What to work on: Every line that contains the word "from" should be copied out.

Supplied entries:
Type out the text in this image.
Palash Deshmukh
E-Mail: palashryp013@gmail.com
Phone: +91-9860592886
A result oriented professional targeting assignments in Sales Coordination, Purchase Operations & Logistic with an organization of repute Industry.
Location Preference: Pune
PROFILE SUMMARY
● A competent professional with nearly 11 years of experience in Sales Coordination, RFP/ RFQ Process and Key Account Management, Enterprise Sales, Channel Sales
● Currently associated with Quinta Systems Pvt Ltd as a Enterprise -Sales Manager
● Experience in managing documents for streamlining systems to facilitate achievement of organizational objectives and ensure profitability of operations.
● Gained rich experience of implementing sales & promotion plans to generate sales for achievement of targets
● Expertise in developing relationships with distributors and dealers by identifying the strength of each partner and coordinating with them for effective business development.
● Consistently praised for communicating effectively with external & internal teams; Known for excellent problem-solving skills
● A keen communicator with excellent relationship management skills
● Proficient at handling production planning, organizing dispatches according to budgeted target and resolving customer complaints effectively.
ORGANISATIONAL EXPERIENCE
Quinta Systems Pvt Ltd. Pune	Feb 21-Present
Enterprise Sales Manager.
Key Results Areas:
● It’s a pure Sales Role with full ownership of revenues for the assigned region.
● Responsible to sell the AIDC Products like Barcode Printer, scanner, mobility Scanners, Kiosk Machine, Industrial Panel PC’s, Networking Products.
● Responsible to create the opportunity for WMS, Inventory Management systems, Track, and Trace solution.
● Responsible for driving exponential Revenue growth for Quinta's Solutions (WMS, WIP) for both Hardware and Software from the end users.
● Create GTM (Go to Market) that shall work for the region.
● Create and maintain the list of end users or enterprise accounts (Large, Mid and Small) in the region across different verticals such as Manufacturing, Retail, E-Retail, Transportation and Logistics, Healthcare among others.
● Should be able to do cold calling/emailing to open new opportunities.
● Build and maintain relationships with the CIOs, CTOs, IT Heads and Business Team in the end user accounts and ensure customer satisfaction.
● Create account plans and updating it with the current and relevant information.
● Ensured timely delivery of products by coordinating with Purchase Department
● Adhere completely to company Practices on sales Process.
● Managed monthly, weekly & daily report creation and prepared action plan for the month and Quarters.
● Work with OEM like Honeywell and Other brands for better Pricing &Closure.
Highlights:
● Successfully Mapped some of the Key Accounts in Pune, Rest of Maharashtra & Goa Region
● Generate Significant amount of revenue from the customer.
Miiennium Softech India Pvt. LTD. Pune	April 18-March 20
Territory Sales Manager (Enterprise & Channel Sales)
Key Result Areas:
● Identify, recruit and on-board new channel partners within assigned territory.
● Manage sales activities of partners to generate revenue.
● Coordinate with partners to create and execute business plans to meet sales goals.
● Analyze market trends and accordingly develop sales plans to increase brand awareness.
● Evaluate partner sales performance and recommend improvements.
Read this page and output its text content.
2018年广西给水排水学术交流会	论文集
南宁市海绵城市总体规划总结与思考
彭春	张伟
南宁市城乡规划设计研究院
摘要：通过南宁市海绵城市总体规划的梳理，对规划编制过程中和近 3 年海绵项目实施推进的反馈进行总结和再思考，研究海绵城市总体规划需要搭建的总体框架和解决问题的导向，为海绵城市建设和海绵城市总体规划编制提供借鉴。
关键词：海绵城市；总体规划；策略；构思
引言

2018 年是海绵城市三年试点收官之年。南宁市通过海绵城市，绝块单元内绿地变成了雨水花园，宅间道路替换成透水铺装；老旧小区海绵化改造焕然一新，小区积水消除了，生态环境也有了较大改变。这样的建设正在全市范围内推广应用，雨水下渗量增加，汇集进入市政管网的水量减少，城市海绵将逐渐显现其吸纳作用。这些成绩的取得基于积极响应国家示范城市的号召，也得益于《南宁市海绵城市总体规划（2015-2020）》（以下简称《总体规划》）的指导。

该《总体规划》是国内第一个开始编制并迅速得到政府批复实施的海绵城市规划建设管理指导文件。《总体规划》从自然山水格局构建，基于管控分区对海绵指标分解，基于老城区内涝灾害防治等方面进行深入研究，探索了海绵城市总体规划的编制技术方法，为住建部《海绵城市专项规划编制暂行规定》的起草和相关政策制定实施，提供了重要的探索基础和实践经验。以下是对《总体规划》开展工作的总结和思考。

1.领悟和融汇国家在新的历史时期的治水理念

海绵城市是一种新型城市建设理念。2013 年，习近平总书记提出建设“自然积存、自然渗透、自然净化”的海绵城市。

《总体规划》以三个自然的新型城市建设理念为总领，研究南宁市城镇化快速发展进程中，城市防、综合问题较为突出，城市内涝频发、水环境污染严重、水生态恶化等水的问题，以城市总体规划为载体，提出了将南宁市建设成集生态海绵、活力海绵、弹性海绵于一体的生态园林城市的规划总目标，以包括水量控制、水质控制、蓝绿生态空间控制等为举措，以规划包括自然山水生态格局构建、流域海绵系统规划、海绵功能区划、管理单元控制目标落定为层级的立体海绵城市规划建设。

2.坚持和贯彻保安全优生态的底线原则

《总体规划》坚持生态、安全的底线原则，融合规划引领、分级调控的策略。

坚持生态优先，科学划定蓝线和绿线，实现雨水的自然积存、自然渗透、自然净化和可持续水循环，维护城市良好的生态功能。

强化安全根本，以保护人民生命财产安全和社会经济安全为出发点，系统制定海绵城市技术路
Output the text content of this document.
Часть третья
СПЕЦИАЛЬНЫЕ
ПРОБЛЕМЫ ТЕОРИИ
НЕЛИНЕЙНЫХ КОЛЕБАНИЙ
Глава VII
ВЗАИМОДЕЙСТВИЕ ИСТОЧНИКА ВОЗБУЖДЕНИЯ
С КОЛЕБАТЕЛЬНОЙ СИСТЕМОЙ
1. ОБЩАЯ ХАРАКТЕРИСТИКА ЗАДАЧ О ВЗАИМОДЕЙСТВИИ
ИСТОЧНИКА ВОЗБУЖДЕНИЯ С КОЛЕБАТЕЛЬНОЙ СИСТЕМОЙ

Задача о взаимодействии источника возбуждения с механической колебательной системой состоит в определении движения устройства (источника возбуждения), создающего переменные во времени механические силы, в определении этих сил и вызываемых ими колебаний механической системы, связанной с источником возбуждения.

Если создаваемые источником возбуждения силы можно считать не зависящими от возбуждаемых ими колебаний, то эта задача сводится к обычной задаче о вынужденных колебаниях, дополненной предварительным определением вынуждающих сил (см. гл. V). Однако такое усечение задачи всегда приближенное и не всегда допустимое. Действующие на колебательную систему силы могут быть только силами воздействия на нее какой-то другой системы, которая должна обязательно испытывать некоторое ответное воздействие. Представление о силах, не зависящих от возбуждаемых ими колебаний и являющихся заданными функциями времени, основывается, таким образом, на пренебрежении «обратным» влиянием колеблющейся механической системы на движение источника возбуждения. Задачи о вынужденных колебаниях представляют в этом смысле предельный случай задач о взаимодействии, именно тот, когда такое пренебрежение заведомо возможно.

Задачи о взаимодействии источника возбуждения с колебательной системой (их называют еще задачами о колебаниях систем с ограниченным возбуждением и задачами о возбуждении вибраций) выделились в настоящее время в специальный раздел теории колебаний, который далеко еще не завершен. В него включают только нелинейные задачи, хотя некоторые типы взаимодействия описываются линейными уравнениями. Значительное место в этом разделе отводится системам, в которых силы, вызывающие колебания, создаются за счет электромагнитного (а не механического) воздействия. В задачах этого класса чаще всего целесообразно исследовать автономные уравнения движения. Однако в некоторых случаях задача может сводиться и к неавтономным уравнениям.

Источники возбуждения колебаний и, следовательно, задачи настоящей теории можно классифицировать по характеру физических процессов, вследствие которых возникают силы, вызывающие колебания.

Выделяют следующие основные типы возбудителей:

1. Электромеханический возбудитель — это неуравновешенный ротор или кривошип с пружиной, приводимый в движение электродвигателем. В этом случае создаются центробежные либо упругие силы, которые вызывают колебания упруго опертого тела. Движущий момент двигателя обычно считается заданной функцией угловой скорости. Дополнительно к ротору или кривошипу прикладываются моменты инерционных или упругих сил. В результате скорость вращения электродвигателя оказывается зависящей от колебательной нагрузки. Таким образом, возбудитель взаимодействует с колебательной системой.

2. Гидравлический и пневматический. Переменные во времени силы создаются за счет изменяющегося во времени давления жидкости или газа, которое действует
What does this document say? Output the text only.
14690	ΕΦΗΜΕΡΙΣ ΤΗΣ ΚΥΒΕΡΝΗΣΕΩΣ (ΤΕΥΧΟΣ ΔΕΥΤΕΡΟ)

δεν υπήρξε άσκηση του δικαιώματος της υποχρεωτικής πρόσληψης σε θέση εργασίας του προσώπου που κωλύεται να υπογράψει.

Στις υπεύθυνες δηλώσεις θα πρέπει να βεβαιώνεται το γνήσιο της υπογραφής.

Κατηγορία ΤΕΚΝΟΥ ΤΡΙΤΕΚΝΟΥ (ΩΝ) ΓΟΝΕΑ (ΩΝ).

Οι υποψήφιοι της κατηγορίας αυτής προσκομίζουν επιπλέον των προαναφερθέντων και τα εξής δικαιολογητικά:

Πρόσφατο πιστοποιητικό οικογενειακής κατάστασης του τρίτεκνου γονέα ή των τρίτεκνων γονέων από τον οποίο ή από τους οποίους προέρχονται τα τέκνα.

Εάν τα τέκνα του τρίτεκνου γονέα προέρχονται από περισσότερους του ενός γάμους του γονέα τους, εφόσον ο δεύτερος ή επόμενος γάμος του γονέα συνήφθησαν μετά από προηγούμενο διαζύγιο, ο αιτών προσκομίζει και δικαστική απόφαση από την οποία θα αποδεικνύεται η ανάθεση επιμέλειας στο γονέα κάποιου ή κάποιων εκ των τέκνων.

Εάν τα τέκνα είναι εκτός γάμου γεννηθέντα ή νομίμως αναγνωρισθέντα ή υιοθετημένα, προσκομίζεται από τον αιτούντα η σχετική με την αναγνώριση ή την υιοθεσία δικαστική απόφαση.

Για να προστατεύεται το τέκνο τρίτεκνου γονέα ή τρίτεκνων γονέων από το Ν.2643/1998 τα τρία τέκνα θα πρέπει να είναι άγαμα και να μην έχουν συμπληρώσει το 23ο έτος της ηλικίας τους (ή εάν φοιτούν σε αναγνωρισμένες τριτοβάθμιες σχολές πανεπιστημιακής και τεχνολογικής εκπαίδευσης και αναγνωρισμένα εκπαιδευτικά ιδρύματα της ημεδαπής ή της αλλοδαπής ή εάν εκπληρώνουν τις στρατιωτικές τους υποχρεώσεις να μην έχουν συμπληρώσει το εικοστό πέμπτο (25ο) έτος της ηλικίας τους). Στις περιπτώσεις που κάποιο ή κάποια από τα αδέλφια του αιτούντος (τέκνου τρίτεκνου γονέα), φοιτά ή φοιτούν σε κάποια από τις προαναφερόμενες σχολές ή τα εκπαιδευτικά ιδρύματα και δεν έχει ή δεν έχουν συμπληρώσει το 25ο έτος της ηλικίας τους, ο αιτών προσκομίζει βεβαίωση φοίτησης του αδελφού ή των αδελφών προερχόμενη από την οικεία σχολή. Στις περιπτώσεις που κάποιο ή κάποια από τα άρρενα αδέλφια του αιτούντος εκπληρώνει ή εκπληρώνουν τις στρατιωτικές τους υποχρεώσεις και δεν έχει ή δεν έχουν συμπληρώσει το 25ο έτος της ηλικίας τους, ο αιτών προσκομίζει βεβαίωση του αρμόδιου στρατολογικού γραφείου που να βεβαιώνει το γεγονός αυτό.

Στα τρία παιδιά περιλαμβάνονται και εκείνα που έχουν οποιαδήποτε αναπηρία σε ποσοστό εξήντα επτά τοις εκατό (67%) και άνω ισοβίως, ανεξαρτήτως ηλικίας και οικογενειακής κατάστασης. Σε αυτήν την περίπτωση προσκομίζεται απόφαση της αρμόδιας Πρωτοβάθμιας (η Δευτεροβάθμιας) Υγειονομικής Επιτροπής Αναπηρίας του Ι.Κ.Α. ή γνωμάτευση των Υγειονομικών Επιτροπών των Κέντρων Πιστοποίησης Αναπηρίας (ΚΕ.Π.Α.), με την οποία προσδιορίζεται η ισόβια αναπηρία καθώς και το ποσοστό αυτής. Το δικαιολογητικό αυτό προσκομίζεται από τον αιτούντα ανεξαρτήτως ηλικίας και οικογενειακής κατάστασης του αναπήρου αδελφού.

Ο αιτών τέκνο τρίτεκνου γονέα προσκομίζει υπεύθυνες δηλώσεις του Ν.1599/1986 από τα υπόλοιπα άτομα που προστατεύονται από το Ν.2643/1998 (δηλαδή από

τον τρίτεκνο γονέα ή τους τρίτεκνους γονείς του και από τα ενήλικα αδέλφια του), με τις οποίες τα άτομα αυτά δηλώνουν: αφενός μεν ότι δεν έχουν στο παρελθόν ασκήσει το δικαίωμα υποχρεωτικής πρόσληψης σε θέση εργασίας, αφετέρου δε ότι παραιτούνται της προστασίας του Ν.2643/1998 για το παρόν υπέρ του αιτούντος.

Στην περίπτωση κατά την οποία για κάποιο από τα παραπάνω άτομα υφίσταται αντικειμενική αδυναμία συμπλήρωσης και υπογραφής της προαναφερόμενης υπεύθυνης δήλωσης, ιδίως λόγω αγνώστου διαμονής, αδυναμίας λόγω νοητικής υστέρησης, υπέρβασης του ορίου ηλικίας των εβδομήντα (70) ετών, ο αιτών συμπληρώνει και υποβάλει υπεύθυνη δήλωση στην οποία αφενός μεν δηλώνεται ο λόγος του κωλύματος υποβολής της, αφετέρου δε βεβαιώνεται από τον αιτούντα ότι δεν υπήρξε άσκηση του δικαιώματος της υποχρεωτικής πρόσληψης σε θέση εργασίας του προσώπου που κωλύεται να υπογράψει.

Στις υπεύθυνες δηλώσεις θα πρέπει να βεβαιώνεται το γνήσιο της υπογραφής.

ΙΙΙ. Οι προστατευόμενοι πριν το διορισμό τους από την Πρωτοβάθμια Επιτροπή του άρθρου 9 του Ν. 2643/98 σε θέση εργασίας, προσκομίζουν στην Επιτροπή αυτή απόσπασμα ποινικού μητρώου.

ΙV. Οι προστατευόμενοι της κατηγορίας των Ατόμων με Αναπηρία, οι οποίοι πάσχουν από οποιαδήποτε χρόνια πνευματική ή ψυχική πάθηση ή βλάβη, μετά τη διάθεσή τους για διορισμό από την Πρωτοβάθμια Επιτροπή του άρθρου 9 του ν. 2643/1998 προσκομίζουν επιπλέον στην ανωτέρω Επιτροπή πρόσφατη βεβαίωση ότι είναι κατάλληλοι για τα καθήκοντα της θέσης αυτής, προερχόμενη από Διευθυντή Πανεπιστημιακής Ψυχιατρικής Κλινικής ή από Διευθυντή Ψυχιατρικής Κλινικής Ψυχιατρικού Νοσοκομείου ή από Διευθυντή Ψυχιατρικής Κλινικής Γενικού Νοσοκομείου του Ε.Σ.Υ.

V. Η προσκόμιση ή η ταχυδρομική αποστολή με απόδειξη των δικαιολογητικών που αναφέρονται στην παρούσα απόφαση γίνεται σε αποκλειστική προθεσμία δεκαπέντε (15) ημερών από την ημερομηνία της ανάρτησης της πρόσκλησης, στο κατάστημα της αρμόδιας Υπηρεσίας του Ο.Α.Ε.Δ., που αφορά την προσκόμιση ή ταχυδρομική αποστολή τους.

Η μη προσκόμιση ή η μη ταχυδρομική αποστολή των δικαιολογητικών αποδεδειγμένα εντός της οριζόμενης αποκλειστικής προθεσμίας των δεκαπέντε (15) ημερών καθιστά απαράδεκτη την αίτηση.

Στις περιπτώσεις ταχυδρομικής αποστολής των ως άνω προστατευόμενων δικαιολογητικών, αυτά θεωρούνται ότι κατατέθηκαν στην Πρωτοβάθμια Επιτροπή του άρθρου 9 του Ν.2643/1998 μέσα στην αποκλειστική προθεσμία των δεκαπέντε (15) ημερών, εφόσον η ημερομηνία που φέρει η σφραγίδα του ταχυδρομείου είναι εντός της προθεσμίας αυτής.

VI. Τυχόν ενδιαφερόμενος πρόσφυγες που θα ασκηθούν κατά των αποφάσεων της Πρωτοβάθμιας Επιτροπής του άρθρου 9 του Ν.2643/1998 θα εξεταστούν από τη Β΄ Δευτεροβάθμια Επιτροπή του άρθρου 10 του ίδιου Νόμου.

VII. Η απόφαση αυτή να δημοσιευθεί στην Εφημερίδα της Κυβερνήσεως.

Final result:
● Responsible for driving exponential Revenue growth for Quinta's Solutions (WMS, WIP) for both Hardware and Software from the end users.
● Generate Significant amount of revenue from the customer.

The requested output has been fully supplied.